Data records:
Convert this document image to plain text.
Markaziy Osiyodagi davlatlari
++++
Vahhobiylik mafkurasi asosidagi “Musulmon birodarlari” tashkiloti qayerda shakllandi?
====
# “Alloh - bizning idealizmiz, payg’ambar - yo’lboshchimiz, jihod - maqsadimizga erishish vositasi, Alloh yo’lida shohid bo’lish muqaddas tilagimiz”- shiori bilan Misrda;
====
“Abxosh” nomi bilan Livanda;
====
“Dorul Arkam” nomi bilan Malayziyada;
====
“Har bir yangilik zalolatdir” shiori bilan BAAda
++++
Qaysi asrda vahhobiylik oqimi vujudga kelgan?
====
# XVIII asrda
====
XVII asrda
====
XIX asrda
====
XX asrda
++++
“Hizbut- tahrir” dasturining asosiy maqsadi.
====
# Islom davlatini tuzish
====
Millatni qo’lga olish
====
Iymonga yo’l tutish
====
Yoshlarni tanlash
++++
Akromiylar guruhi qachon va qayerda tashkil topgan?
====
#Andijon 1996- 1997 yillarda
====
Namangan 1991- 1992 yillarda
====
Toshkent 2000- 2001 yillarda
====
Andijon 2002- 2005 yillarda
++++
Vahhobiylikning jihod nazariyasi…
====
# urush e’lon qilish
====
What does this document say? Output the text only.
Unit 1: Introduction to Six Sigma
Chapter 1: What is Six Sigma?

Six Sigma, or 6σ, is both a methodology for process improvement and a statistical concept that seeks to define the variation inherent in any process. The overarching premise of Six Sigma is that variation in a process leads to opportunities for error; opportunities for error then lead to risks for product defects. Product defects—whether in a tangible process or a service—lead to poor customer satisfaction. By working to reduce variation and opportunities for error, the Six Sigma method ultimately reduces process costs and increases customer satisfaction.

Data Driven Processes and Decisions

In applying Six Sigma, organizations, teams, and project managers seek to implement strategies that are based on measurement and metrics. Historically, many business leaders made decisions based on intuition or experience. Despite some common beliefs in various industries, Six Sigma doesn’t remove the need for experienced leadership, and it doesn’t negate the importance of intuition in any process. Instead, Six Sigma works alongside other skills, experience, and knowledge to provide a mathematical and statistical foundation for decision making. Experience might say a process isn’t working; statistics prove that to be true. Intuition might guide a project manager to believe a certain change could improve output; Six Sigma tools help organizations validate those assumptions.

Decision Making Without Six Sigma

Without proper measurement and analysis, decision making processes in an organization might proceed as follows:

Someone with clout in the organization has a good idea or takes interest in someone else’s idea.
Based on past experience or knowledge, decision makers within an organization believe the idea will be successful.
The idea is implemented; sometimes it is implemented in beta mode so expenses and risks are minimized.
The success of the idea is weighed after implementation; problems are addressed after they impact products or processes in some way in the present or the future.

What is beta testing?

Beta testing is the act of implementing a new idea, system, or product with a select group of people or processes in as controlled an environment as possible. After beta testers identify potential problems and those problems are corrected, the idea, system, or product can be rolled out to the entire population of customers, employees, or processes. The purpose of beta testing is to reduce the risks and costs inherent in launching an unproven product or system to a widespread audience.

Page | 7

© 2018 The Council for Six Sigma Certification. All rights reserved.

Exercise directions –
Only lines with the word "costs" are wanted, so copy each one from the records.

Result of the task –
Six Sigma, or 6σ, is both a methodology for process improvement and a statistical concept that seeks to define the variation inherent in any process. The overarching premise of Six Sigma is that variation in a process leads to opportunities for error; opportunities for error then lead to risks for product defects. Product defects—whether in a tangible process or a service—lead to poor customer satisfaction. By working to reduce variation and opportunities for error, the Six Sigma method ultimately reduces process costs and increases customer satisfaction.
Beta testing is the act of implementing a new idea, system, or product with a select group of people or processes in as controlled an environment as possible. After beta testers identify potential problems and those problems are corrected, the idea, system, or product can be rolled out to the entire population of customers, employees, or processes. The purpose of beta testing is to reduce the risks and costs inherent in launching an unproven product or system to a widespread audience.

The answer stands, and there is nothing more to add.